STATED PROBLEM A |
Can you retype, from the listing, the stretch from the line containing "callout-11: 11: [832, 242, 860, 270]" through the line containing "important-note: MUY IMPORTANTE: Usted", with both of those lines included?

SOURCE EXTRACT |
2.2 Elastic stress transfer
The elastic stress transfer process involves the transfer of stress from an elastic matrix to
an elastic fibre via a bonded interface. This predominates during initial loading (stage 1).
Bonding between the fibre and matrix, which is an important factor influencing the
overall material properties of a fibre composite material , is imposed by node-sharing
along the interface, AF. The assumption of an unbonded fibre end has been adopted as in
Cox’s theory ; physically, this has little effect on the overall stress distribution
because of the small area of fibre which could adhere to the matrix .
In a typical FE analysis [8,10,11], the fibre and matrix materials are assumed to be
isotropic. For an elastic material that is isotropic, it follows that out of a total of twenty-
one material constants, only two are independent, i.e., E and ν . Hence, the material
constants to be considered in the FE analysis are the Young’s moduli and Poisson’s ratios
of the fibre and matrix.
It is convenient to compare the effects of Ef and Em on stresses together as a ratio of
moduli, Ef/Em; Ef/Em quantifies the elastic mismatch between a fibre and a matrix. A
sensitivity analysis on varying Ef/Em showed that increasing Ef/Em (from 50 to 10000) for
a fixed value of q (200 and 1000) had little effect on the shape of the stress distribution
along the fibre axis . Stress transfer between the matrix and fibre was more effective
for larger values of Ef/Em as this resulted in greater values for σz/σc, the stress produced
in the fibre by a given applied stress. However, the presence of high stresses may lead to
an increased risk of fibre fracture, i.e. when the maximum value of σz reaches the fibre
fracture stress (section 2.8, 3.1, 3.6). The magnitude of the axial stress in the fibre is
much less sensitive to changes in q, and, as before, the stress distributions are all very
similar . Poisson’s ratios, νf and νm, are often specified as single values [8,15]; they
have negligible effect on the stresses in the model . Although the effects of Ef/Em, νf
and νm were demonstrated for a cylindrical fibre , similar trends were also observed
with tapered fibres .

GIVEN ENTRIES |
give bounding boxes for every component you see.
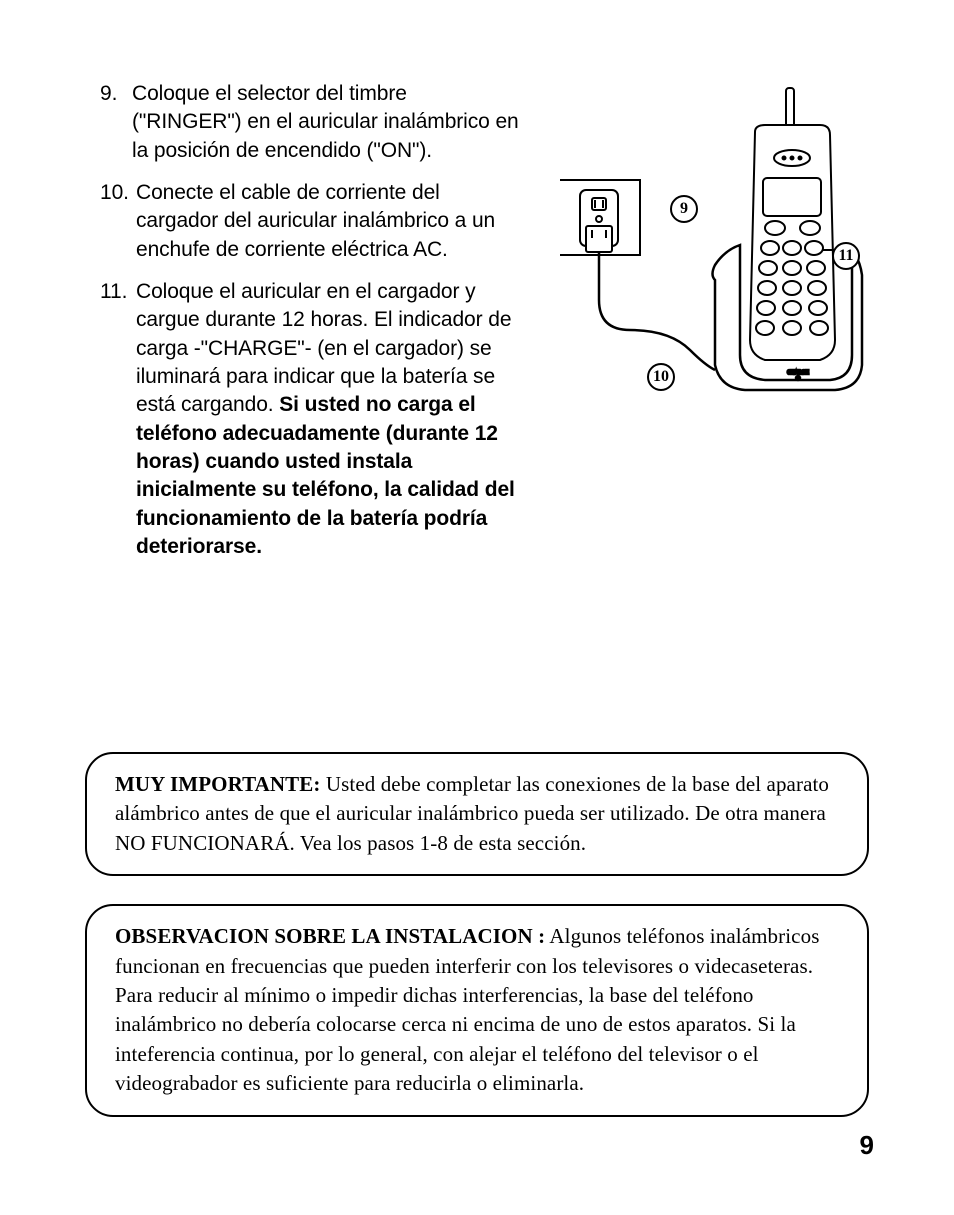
callout-11: 11: [832, 242, 860, 270]
phone-charger-diagram: CHARGE: [540, 80, 880, 400]
step-text: Coloque el selector del timbre ("RINGER"…: [132, 80, 520, 165]
notes-section: MUY IMPORTANTE: Usted debe completar las…: [85, 752, 869, 1145]
svg-text:CHARGE: CHARGE: [787, 370, 809, 376]
top-section: 9. Coloque el selector del timbre ("RING…: [100, 80, 884, 576]
note1-heading: MUY IMPORTANTE:: [115, 772, 321, 796]
step-number: 10.: [100, 179, 136, 264]
step-text: Conecte el cable de corriente del cargad…: [136, 179, 520, 264]
important-note: MUY IMPORTANTE: Usted debe completar las…: [85, 752, 869, 876]
installation-note: OBSERVACION SOBRE LA INSTALACION : Algun…: [85, 904, 869, 1116]
callout-9: 9: [670, 195, 698, 223]
step-text: Coloque el auricular en el cargador y ca…: [136, 278, 520, 561]
step-10: 10. Conecte el cable de corriente del ca…: [100, 179, 520, 264]
note2-heading: OBSERVACION SOBRE LA INSTALACION :: [115, 924, 545, 948]
callout-10: 10: [647, 363, 675, 391]
page-number: 9: [860, 1130, 874, 1161]
step-11-bold: Si usted no carga el teléfono adecuadame…: [136, 393, 515, 558]
step-number: 9.: [100, 80, 132, 165]
illustration: CHARGE 9 10 11: [540, 80, 880, 576]
instruction-list: 9. Coloque el selector del timbre ("RING…: [100, 80, 520, 576]
step-9: 9. Coloque el selector del timbre ("RING…: [100, 80, 520, 165]
step-number: 11.: [100, 278, 136, 561]
note2-text: Algunos teléfonos inalámbricos funcionan…: [115, 924, 819, 1095]
step-11: 11. Coloque el auricular en el cargador …: [100, 278, 520, 561]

STATED PROBLEM B |
Would you echo the stretch of the elastic stress transfer passage from "Bonding between the" through "fibre and matrix.", word for word?

FINAL RESULT A |
callout-11: 11: [832, 242, 860, 270]
phone-charger-diagram: CHARGE: [540, 80, 880, 400]
step-text: Coloque el selector del timbre ("RINGER"…: [132, 80, 520, 165]
notes-section: MUY IMPORTANTE: Usted debe completar las…: [85, 752, 869, 1145]
svg-text:CHARGE: CHARGE: [787, 370, 809, 376]
top-section: 9. Coloque el selector del timbre ("RING…: [100, 80, 884, 576]
note1-heading: MUY IMPORTANTE:: [115, 772, 321, 796]
step-number: 10.: [100, 179, 136, 264]
step-text: Conecte el cable de corriente del cargad…: [136, 179, 520, 264]
important-note: MUY IMPORTANTE: Usted debe completar las…: [85, 752, 869, 876]

FINAL RESULT B |
Bonding between the fibre and matrix, which is an important factor influencing the
overall material properties of a fibre composite material , is imposed by node-sharing
along the interface, AF. The assumption of an unbonded fibre end has been adopted as in
Cox’s theory ; physically, this has little effect on the overall stress distribution
because of the small area of fibre which could adhere to the matrix .
In a typical FE analysis [8,10,11], the fibre and matrix materials are assumed to be
isotropic. For an elastic material that is isotropic, it follows that out of a total of twenty-
one material constants, only two are independent, i.e., E and ν . Hence, the material
constants to be considered in the FE analysis are the Young’s moduli and Poisson’s ratios
of the fibre and matrix.